Find the word "Moynier" in the data. Return every line where it appears.

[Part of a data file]
%%
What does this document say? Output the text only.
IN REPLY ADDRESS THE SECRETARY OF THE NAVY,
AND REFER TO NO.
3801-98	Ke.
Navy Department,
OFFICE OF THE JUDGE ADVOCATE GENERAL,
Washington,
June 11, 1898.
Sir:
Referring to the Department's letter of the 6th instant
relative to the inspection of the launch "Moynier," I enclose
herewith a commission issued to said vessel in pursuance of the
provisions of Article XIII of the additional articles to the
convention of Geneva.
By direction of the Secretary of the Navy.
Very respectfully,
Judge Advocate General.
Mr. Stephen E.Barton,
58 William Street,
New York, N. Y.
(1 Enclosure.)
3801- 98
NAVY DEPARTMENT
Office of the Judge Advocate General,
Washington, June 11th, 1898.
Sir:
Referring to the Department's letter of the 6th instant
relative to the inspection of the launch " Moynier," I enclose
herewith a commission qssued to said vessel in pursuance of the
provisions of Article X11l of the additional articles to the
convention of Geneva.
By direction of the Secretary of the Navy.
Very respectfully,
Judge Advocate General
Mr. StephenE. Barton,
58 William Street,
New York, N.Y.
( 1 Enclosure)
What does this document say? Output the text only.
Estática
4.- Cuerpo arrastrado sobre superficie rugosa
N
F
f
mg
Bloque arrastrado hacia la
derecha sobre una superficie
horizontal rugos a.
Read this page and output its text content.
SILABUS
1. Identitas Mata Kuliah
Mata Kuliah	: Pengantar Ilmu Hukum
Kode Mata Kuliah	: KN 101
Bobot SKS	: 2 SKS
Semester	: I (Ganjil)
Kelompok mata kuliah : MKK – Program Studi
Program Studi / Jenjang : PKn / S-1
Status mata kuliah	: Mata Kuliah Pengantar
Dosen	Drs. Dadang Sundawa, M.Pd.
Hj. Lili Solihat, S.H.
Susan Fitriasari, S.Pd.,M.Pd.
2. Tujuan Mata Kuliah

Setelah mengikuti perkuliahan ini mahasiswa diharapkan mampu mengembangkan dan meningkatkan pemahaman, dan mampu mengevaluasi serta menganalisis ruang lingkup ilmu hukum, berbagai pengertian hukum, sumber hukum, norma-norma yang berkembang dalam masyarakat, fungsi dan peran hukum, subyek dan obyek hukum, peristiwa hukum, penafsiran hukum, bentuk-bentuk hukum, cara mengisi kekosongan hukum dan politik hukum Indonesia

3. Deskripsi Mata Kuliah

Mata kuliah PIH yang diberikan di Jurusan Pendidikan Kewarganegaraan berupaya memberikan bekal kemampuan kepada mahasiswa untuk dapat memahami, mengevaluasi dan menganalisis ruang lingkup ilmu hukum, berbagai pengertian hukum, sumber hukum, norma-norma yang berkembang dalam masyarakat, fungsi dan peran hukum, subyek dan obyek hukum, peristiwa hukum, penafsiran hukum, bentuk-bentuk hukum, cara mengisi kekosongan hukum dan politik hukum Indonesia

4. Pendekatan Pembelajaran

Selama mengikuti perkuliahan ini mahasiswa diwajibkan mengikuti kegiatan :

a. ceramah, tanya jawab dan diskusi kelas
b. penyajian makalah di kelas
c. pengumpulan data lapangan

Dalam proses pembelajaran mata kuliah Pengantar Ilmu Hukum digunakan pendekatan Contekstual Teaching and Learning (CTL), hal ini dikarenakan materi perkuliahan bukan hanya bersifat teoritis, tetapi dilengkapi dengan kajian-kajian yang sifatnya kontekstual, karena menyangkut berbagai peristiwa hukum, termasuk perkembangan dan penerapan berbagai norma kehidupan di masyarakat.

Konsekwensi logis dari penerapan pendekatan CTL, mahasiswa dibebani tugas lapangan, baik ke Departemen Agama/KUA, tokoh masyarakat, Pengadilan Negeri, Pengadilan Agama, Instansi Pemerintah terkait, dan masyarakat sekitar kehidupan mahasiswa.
%%
Reply:
relative to the inspection of the launch "Moynier," I enclose
relative to the inspection of the launch " Moynier," I enclose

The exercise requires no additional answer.